begin
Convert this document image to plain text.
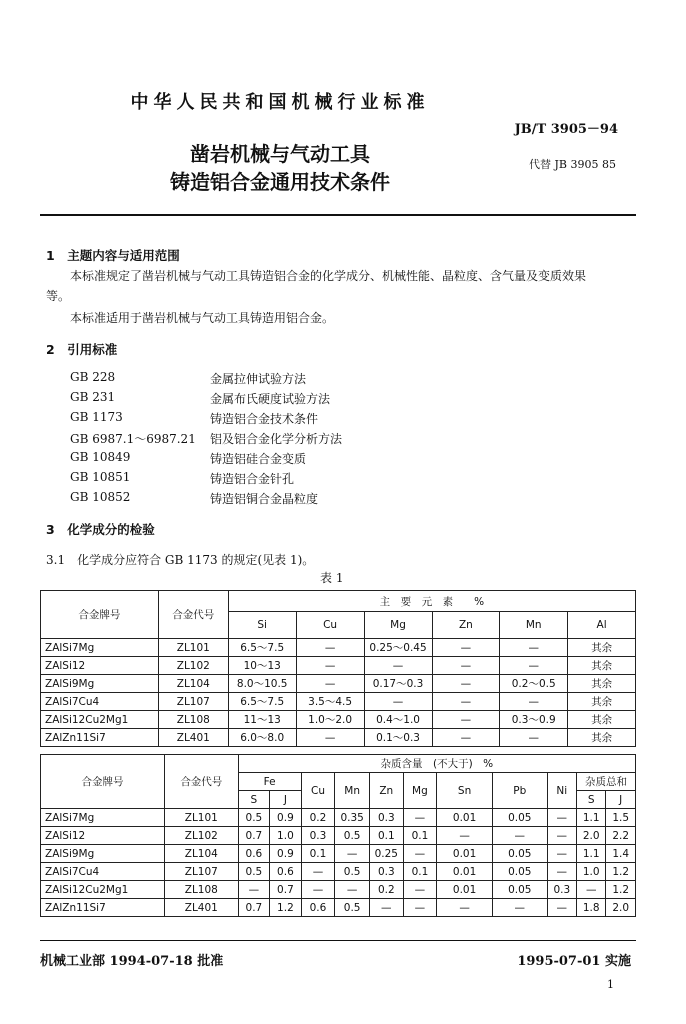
中华人民共和国机械行业标准
JB/T 3905－94
凿岩机械与气动工具	代替 JB 3905 85
铸造铝合金通用技术条件
1　主题内容与适用范围
本标准规定了凿岩机械与气动工具铸造铝合金的化学成分、机械性能、晶粒度、含气量及变质效果
等。
本标准适用于凿岩机械与气动工具铸造用铝合金。
2　引用标准
GB 228	金属拉伸试验方法
GB 231	金属布氏硬度试验方法
GB 1173	铸造铝合金技术条件
GB 6987.1～6987.21 铝及铝合金化学分析方法
GB 10849	铸造铝硅合金变质
GB 10851	铸造铝合金针孔
GB 10852	铸造铝铜合金晶粒度
3　化学成分的检验
3.1　化学成分应符合 GB 1173 的规定(见表 1)。
表 1
合金牌号	合金代号	主　要　元　素　　%					
		Si	Cu	Mg	Zn	Mn	Al
ZAlSi7Mg	ZL101	6.5～7.5	—	0.25～0.45	—	—	其余
ZAlSi12	ZL102	10～13	—	—	—	—	其余
ZAlSi9Mg	ZL104	8.0～10.5	—	0.17～0.3	—	0.2～0.5	其余
ZAlSi7Cu4	ZL107	6.5～7.5	3.5～4.5	—	—	—	其余
ZAlSi12Cu2Mg1	ZL108	11～13	1.0～2.0	0.4～1.0	—	0.3～0.9	其余
ZAlZn11Si7	ZL401	6.0～8.0	—	0.1～0.3	—	—	其余
合金牌号	合金代号	杂质含量　(不大于)　%										
		Fe		Cu	Mn	Zn	Mg	Sn	Pb	Ni	杂质总和	
		S	J								S	J
ZAlSi7Mg	ZL101	0.5	0.9	0.2	0.35	0.3	—	0.01	0.05	—	1.1	1.5
ZAlSi12	ZL102	0.7	1.0	0.3	0.5	0.1	0.1	—	—	—	2.0	2.2
ZAlSi9Mg	ZL104	0.6	0.9	0.1	—	0.25	—	0.01	0.05	—	1.1	1.4
ZAlSi7Cu4	ZL107	0.5	0.6	—	0.5	0.3	0.1	0.01	0.05	—	1.0	1.2
ZAlSi12Cu2Mg1	ZL108	—	0.7	—	—	0.2	—	0.01	0.05	0.3	—	1.2
ZAlZn11Si7	ZL401	0.7	1.2	0.6	0.5	—	—	—	—	—	1.8	2.0
机械工业部 1994-07-18 批准	1995-07-01 实施
1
end
## YOUR GOAL
Write out the full listing verbatim, excluding its pictures.

## EXERCISE OUTPUT
Convert this document image to plain text.
中华人民共和国机械行业标准
JB/T 3905－94
凿岩机械与气动工具	代替 JB 3905 85
铸造铝合金通用技术条件
1　主题内容与适用范围
本标准规定了凿岩机械与气动工具铸造铝合金的化学成分、机械性能、晶粒度、含气量及变质效果
等。
本标准适用于凿岩机械与气动工具铸造用铝合金。
2　引用标准
GB 228	金属拉伸试验方法
GB 231	金属布氏硬度试验方法
GB 1173	铸造铝合金技术条件
GB 6987.1～6987.21 铝及铝合金化学分析方法
GB 10849	铸造铝硅合金变质
GB 10851	铸造铝合金针孔
GB 10852	铸造铝铜合金晶粒度
3　化学成分的检验
3.1　化学成分应符合 GB 1173 的规定(见表 1)。
表 1
合金牌号	合金代号	主　要　元　素　　%					
		Si	Cu	Mg	Zn	Mn	Al
ZAlSi7Mg	ZL101	6.5～7.5	—	0.25～0.45	—	—	其余
ZAlSi12	ZL102	10～13	—	—	—	—	其余
ZAlSi9Mg	ZL104	8.0～10.5	—	0.17～0.3	—	0.2～0.5	其余
ZAlSi7Cu4	ZL107	6.5～7.5	3.5～4.5	—	—	—	其余
ZAlSi12Cu2Mg1	ZL108	11～13	1.0～2.0	0.4～1.0	—	0.3～0.9	其余
ZAlZn11Si7	ZL401	6.0～8.0	—	0.1～0.3	—	—	其余
合金牌号	合金代号	杂质含量　(不大于)　%										
		Fe		Cu	Mn	Zn	Mg	Sn	Pb	Ni	杂质总和	
		S	J								S	J
ZAlSi7Mg	ZL101	0.5	0.9	0.2	0.35	0.3	—	0.01	0.05	—	1.1	1.5
ZAlSi12	ZL102	0.7	1.0	0.3	0.5	0.1	0.1	—	—	—	2.0	2.2
ZAlSi9Mg	ZL104	0.6	0.9	0.1	—	0.25	—	0.01	0.05	—	1.1	1.4
ZAlSi7Cu4	ZL107	0.5	0.6	—	0.5	0.3	0.1	0.01	0.05	—	1.0	1.2
ZAlSi12Cu2Mg1	ZL108	—	0.7	—	—	0.2	—	0.01	0.05	0.3	—	1.2
ZAlZn11Si7	ZL401	0.7	1.2	0.6	0.5	—	—	—	—	—	1.8	2.0
机械工业部 1994-07-18 批准	1995-07-01 实施
1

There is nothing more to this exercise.